[START OF DATA]

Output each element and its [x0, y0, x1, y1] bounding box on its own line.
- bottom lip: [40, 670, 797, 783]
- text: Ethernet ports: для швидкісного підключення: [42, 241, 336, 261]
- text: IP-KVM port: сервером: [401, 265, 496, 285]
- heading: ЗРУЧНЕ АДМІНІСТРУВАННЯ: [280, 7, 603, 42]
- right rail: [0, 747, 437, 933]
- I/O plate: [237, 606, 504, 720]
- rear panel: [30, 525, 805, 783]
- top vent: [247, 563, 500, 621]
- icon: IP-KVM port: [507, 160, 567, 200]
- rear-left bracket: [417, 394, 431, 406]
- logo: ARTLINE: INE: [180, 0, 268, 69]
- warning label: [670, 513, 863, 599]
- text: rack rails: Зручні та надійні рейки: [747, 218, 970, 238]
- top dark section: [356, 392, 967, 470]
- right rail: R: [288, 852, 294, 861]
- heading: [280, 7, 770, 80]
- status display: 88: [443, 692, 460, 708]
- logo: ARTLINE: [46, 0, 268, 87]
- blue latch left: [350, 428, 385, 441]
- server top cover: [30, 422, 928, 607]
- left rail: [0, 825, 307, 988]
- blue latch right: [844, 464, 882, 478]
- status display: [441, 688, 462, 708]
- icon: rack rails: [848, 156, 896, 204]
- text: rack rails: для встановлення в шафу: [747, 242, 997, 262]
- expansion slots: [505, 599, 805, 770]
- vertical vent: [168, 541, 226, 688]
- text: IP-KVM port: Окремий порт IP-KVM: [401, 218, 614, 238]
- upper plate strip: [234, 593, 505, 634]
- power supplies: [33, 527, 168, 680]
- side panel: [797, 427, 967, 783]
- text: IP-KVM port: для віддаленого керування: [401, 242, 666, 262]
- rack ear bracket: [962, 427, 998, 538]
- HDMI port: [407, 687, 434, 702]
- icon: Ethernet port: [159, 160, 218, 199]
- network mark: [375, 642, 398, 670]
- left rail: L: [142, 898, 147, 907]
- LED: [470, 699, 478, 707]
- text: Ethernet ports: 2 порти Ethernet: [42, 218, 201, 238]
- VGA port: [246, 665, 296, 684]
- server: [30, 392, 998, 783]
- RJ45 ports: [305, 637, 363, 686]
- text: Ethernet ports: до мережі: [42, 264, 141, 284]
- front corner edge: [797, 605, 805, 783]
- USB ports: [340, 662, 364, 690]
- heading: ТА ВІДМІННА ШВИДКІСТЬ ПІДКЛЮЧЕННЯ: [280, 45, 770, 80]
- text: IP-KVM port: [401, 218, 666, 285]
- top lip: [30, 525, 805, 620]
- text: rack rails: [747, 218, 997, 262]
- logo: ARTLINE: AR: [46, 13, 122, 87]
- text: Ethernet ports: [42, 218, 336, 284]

[END OF DATA]

# EXERCISE INSTRUCTIONS
Reproduce the listing above line for line, altering nothing.

# EXPECTED ANSWER
Output each element and its [x0, y0, x1, y1] bounding box on its own line.
- bottom lip: [40, 670, 797, 783]
- text: Ethernet ports: для швидкісного підключення: [42, 241, 336, 261]
- text: IP-KVM port: сервером: [401, 265, 496, 285]
- heading: ЗРУЧНЕ АДМІНІСТРУВАННЯ: [280, 7, 603, 42]
- right rail: [0, 747, 437, 933]
- I/O plate: [237, 606, 504, 720]
- rear panel: [30, 525, 805, 783]
- top vent: [247, 563, 500, 621]
- icon: IP-KVM port: [507, 160, 567, 200]
- rear-left bracket: [417, 394, 431, 406]
- logo: ARTLINE: INE: [180, 0, 268, 69]
- warning label: [670, 513, 863, 599]
- text: rack rails: Зручні та надійні рейки: [747, 218, 970, 238]
- top dark section: [356, 392, 967, 470]
- right rail: R: [288, 852, 294, 861]
- heading: [280, 7, 770, 80]
- status display: 88: [443, 692, 460, 708]
- logo: ARTLINE: [46, 0, 268, 87]
- blue latch left: [350, 428, 385, 441]
- server top cover: [30, 422, 928, 607]
- left rail: [0, 825, 307, 988]
- blue latch right: [844, 464, 882, 478]
- status display: [441, 688, 462, 708]
- icon: rack rails: [848, 156, 896, 204]
- text: rack rails: для встановлення в шафу: [747, 242, 997, 262]
- expansion slots: [505, 599, 805, 770]
- vertical vent: [168, 541, 226, 688]
- text: IP-KVM port: Окремий порт IP-KVM: [401, 218, 614, 238]
- upper plate strip: [234, 593, 505, 634]
- power supplies: [33, 527, 168, 680]
- side panel: [797, 427, 967, 783]
- text: IP-KVM port: для віддаленого керування: [401, 242, 666, 262]
- rack ear bracket: [962, 427, 998, 538]
- HDMI port: [407, 687, 434, 702]
- icon: Ethernet port: [159, 160, 218, 199]
- network mark: [375, 642, 398, 670]
- left rail: L: [142, 898, 147, 907]
- LED: [470, 699, 478, 707]
- text: Ethernet ports: 2 порти Ethernet: [42, 218, 201, 238]
- VGA port: [246, 665, 296, 684]
- server: [30, 392, 998, 783]
- RJ45 ports: [305, 637, 363, 686]
- text: Ethernet ports: до мережі: [42, 264, 141, 284]
- front corner edge: [797, 605, 805, 783]
- USB ports: [340, 662, 364, 690]
- heading: ТА ВІДМІННА ШВИДКІСТЬ ПІДКЛЮЧЕННЯ: [280, 45, 770, 80]
- text: IP-KVM port: [401, 218, 666, 285]
- top lip: [30, 525, 805, 620]
- text: rack rails: [747, 218, 997, 262]
- logo: ARTLINE: AR: [46, 13, 122, 87]
- text: Ethernet ports: [42, 218, 336, 284]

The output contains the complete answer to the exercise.